# EXERCISE TASK
How many lines of these entries hold the string "Transfer"? Answer with the number alone.

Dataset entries
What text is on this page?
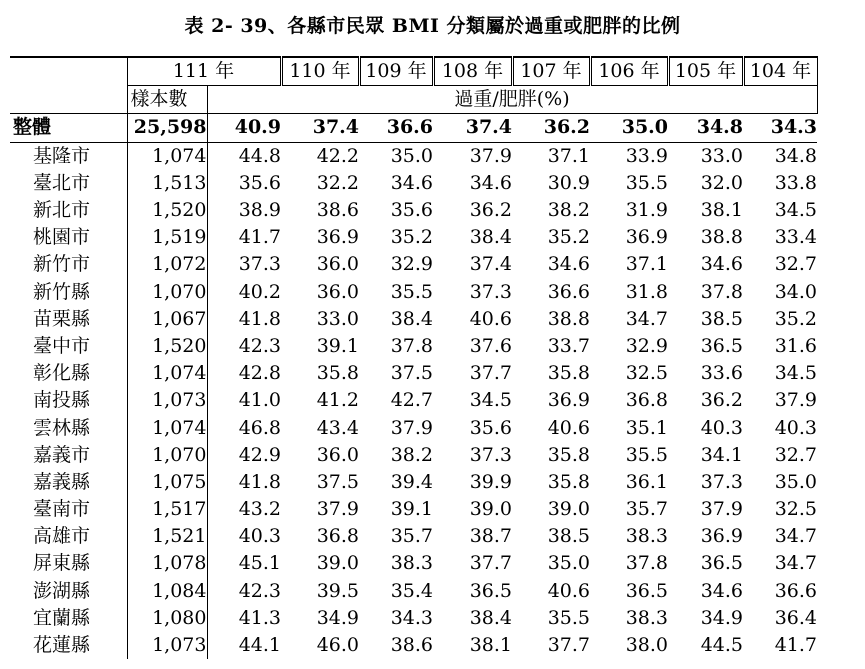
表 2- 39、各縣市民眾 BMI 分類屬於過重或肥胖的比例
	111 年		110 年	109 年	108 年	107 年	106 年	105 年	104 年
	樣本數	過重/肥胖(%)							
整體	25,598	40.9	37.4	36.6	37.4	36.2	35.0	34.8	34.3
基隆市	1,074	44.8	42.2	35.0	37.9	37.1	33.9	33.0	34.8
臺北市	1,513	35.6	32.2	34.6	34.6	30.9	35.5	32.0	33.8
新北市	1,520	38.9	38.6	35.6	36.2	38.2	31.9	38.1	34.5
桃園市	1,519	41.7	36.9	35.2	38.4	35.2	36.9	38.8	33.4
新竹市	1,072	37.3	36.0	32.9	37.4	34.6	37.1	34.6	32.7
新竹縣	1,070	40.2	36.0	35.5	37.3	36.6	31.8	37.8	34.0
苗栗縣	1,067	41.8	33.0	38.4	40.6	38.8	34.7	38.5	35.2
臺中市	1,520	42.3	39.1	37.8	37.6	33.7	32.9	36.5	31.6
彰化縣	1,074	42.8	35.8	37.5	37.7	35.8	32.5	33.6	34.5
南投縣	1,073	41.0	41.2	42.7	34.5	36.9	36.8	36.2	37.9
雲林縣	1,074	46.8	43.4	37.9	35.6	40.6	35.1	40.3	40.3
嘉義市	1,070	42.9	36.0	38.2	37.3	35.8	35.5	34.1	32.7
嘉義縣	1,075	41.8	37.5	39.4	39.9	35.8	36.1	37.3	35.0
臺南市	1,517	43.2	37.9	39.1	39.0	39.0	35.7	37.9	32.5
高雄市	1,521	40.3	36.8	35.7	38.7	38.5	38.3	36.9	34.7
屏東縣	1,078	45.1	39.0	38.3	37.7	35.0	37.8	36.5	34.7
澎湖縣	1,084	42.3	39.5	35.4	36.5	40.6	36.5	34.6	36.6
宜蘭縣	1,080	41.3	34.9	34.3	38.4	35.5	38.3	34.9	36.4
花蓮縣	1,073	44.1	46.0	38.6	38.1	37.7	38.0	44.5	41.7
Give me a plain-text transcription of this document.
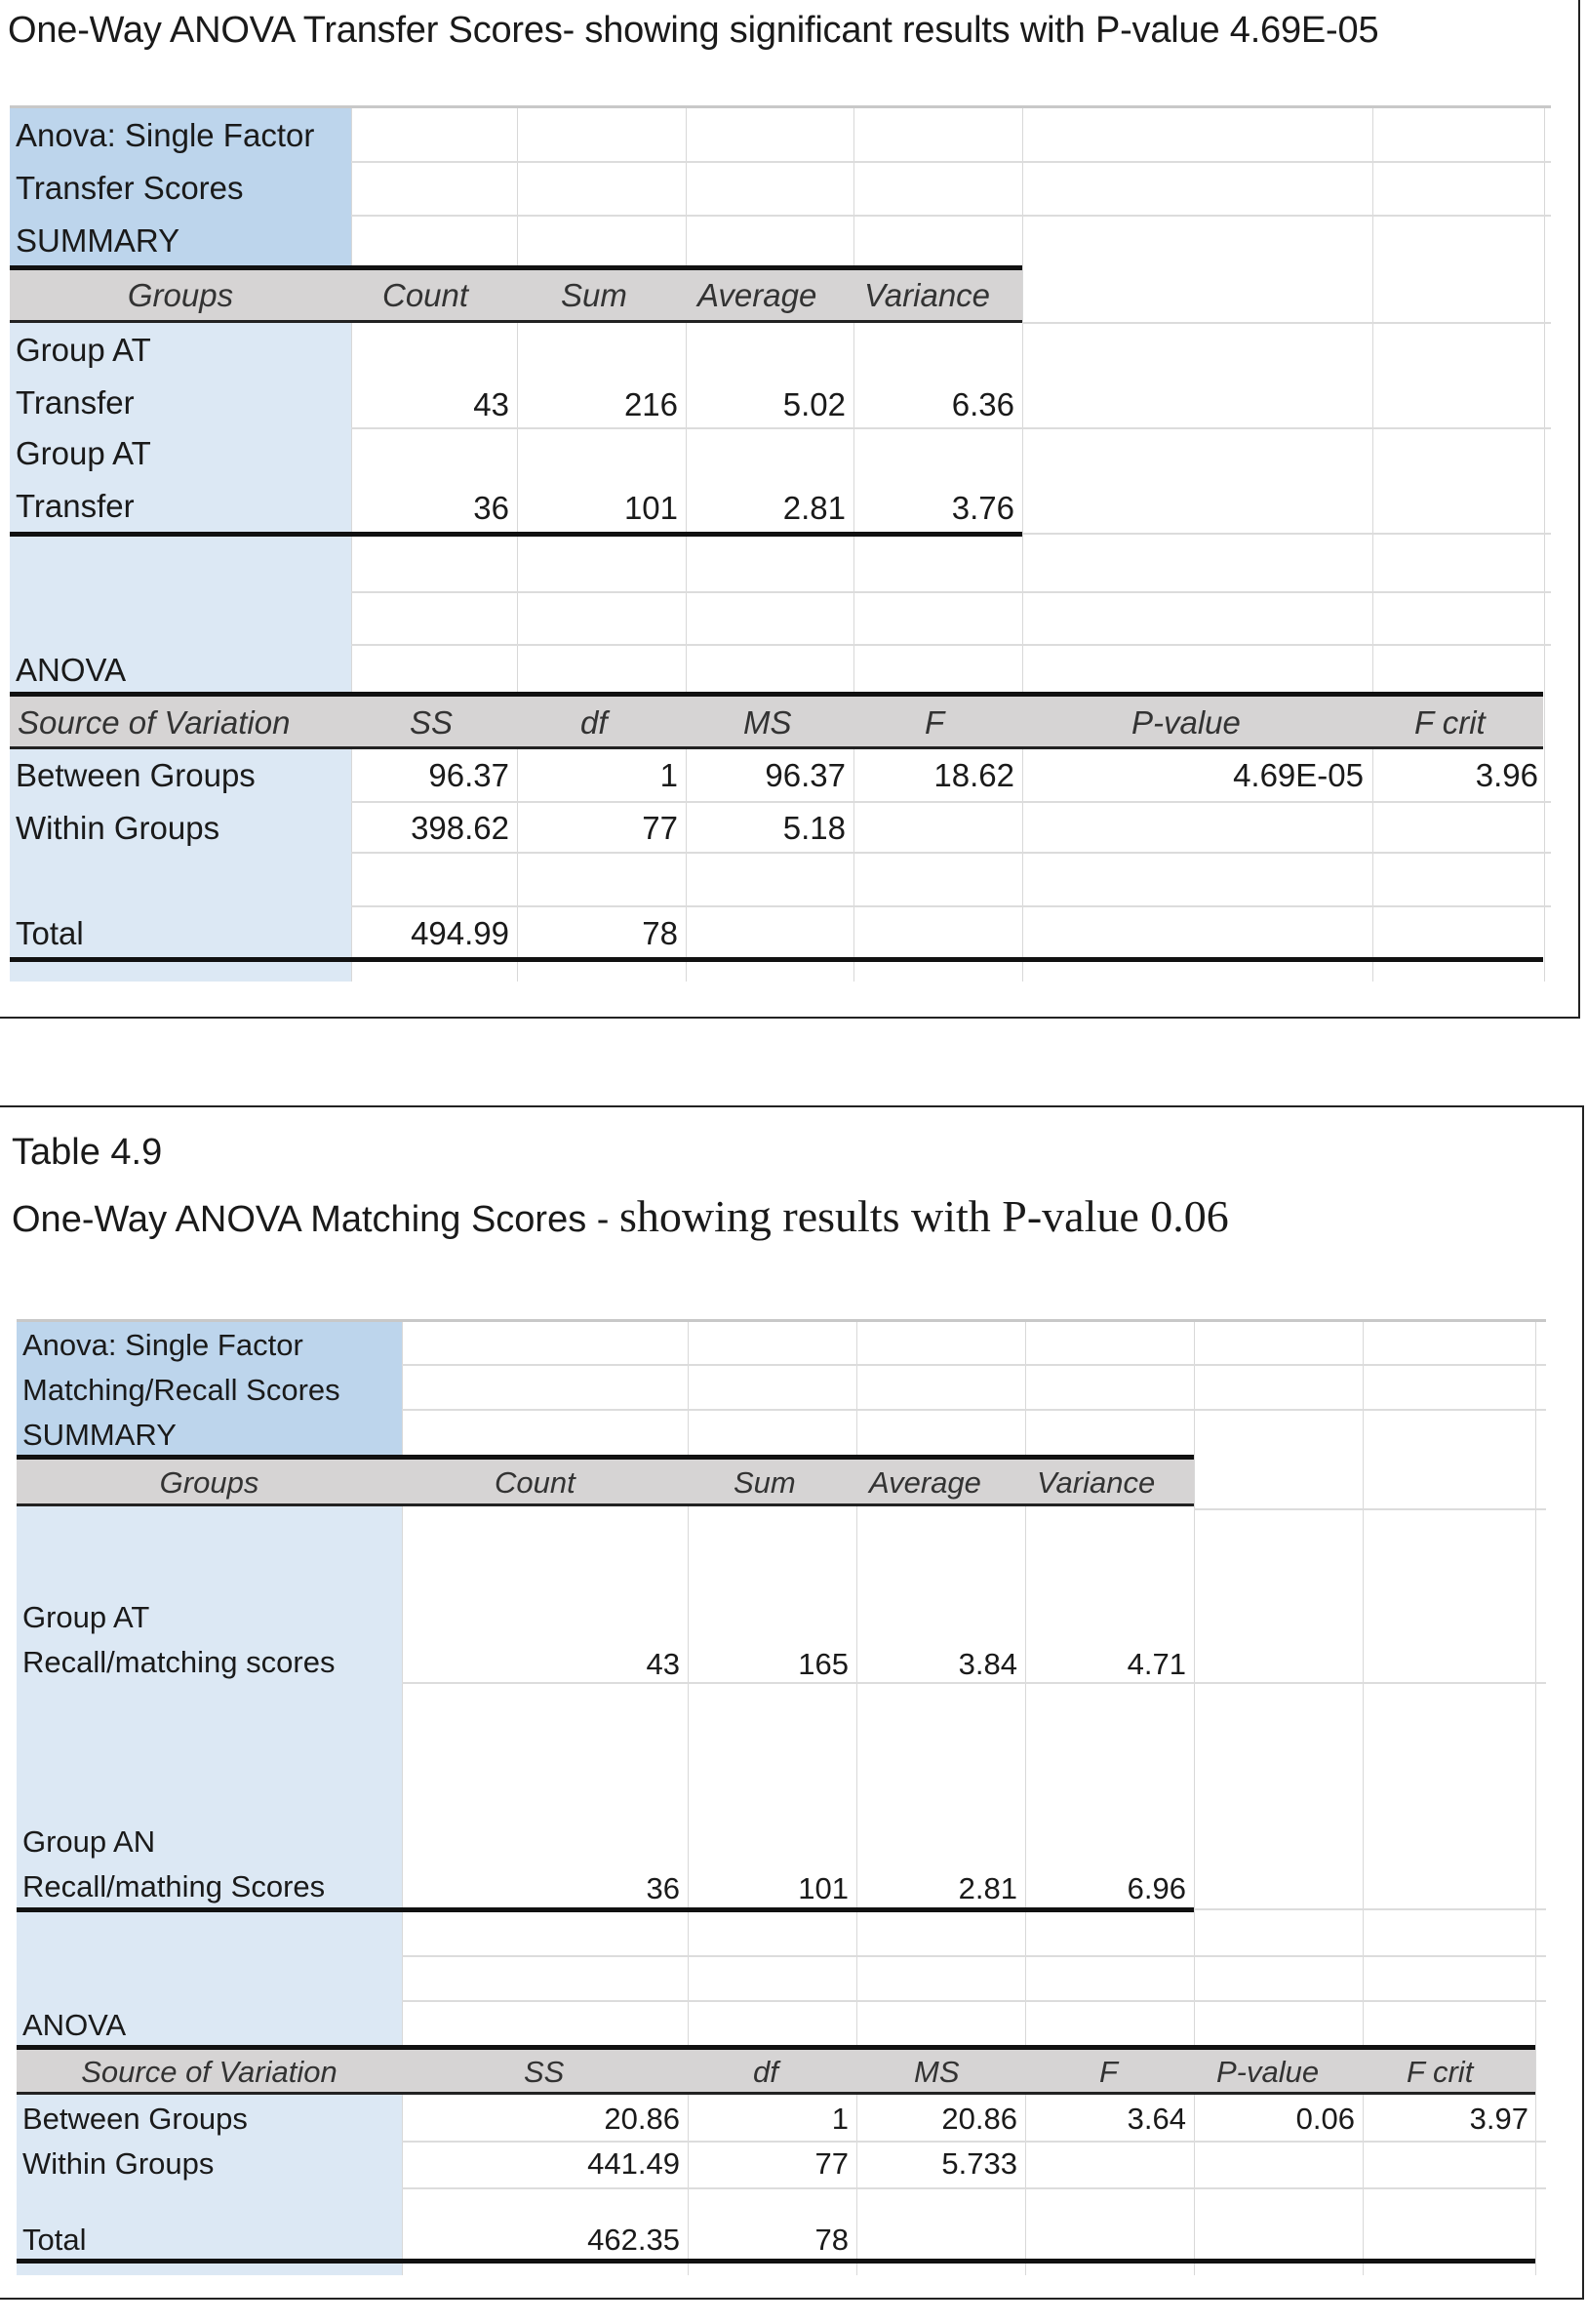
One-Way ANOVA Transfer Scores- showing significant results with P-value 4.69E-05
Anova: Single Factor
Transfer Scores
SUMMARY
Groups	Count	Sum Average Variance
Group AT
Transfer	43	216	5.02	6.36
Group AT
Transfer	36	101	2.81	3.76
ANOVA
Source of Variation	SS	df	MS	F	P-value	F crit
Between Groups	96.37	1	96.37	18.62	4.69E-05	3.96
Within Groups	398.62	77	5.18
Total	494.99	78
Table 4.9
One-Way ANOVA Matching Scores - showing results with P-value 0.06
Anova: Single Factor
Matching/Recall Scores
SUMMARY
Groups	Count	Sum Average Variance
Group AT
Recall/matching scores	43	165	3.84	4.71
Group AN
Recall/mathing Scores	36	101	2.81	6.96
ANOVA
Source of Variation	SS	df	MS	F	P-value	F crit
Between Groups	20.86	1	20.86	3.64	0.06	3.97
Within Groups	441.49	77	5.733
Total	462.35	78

---

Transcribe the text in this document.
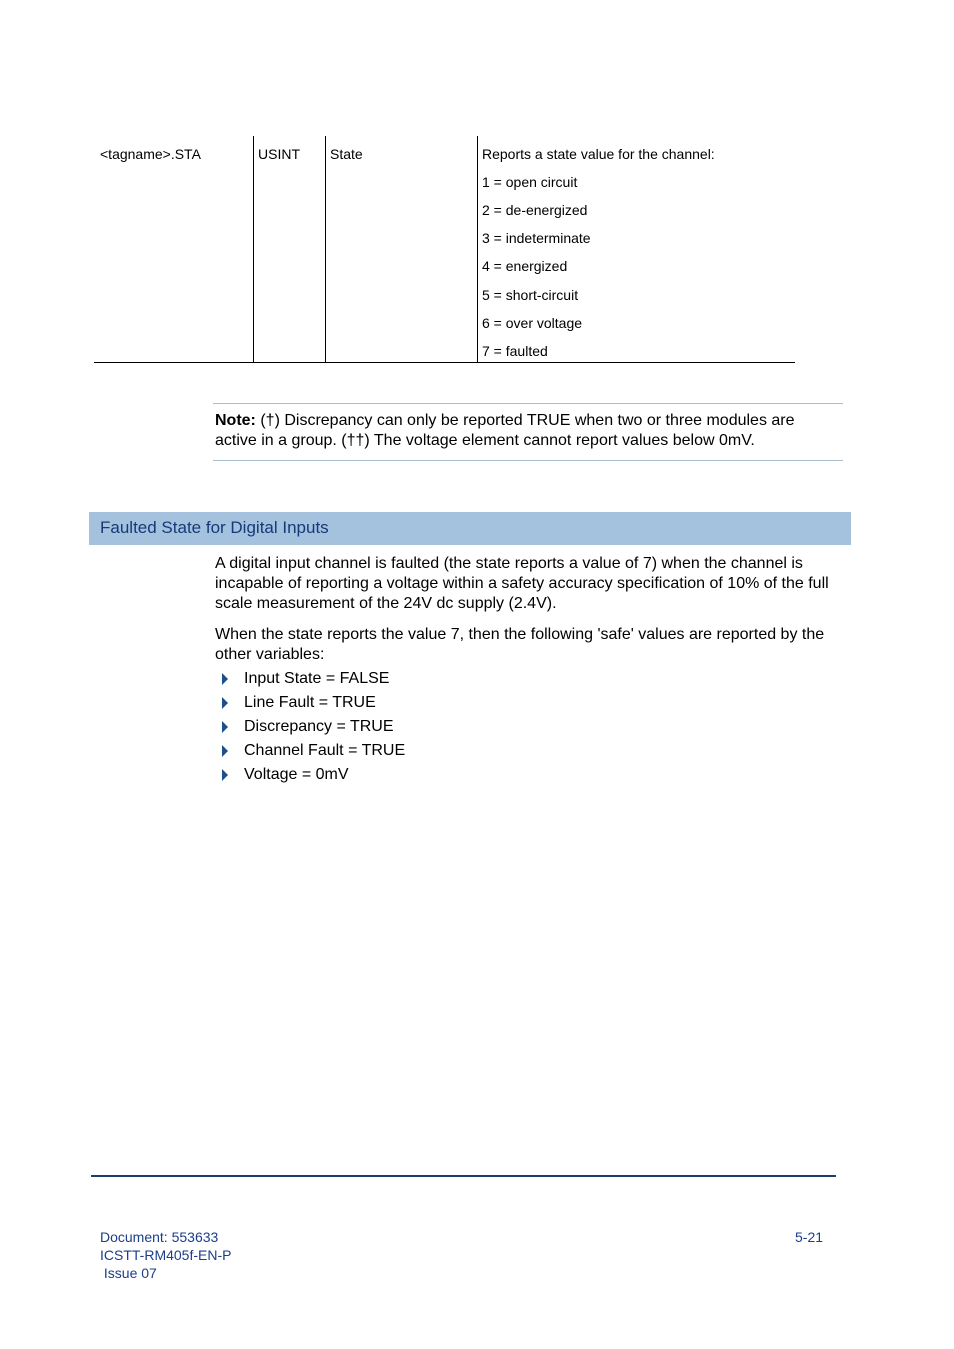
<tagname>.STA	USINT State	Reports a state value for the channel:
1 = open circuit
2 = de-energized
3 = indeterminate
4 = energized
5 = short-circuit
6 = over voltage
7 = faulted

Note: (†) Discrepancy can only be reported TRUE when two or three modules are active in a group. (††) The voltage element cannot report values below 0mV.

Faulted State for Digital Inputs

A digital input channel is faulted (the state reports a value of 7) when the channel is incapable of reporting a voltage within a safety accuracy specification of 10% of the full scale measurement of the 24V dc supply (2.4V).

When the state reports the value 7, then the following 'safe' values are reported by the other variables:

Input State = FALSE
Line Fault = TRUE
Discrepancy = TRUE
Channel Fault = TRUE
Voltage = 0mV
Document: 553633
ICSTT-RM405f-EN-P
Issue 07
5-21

---

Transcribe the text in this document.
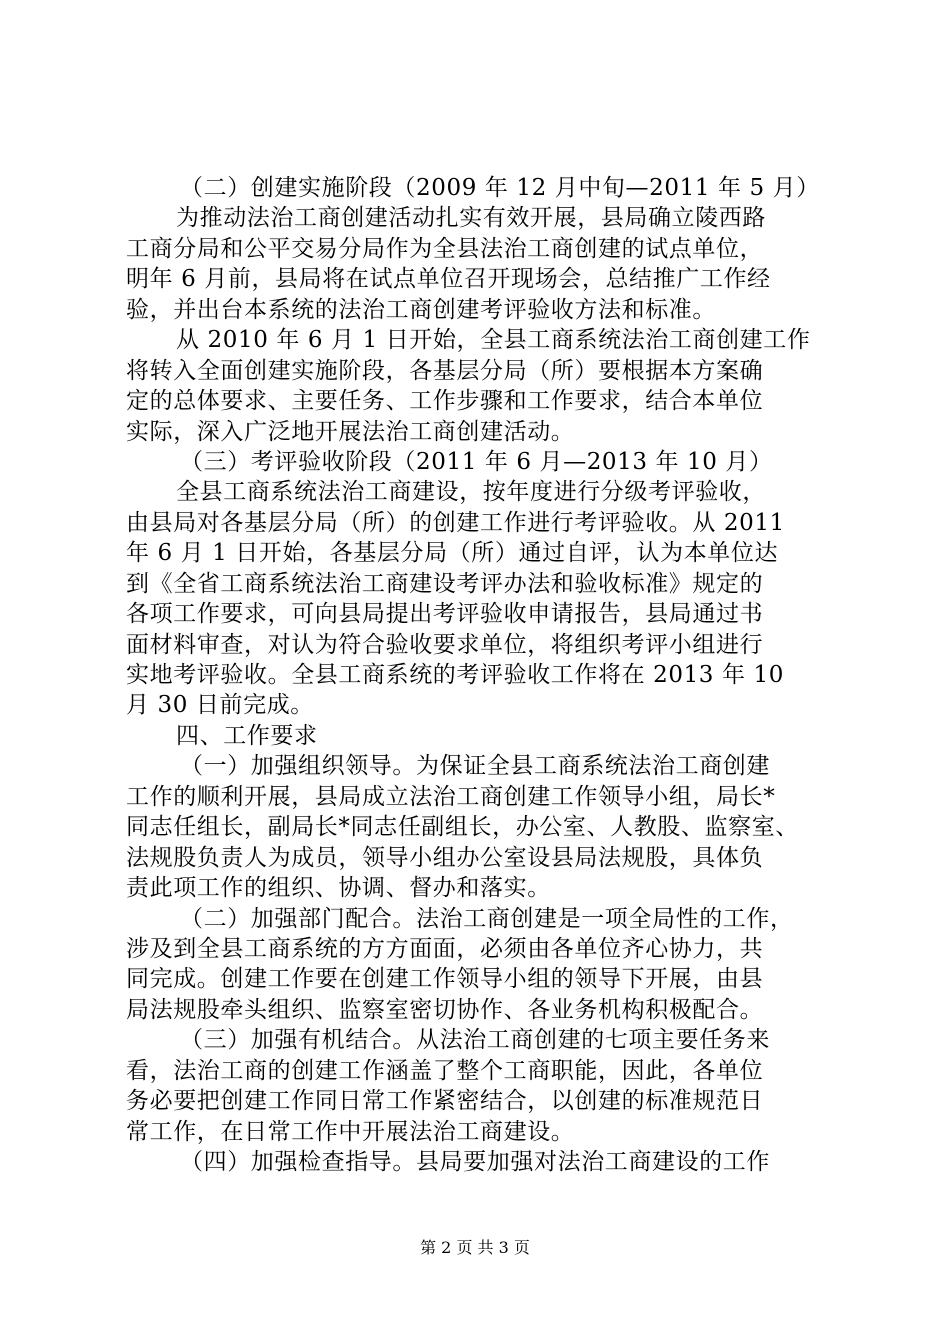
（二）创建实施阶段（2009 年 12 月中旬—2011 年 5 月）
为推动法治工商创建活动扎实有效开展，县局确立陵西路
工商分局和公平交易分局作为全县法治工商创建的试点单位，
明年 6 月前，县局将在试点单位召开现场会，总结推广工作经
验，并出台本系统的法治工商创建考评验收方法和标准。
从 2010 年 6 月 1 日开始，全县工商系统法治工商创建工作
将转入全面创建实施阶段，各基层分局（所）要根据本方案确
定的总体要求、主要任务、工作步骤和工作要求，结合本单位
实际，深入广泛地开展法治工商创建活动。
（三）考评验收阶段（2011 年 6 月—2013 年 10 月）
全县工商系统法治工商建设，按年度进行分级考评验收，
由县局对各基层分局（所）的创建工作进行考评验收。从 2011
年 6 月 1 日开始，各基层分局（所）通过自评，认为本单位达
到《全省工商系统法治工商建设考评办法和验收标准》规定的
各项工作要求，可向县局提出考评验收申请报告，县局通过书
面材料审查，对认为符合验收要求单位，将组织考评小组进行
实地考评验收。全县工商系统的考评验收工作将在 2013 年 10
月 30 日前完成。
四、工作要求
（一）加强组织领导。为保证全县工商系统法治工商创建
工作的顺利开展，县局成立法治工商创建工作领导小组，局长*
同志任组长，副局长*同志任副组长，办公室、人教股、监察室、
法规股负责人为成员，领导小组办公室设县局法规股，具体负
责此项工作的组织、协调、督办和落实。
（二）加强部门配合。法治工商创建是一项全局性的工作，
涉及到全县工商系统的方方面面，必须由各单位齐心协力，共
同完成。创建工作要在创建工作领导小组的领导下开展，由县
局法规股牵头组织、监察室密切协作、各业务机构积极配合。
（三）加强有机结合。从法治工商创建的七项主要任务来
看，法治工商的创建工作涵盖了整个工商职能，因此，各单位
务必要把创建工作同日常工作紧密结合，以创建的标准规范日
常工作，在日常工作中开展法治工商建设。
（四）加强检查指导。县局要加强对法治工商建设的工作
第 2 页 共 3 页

# RIGHT ANSWER
4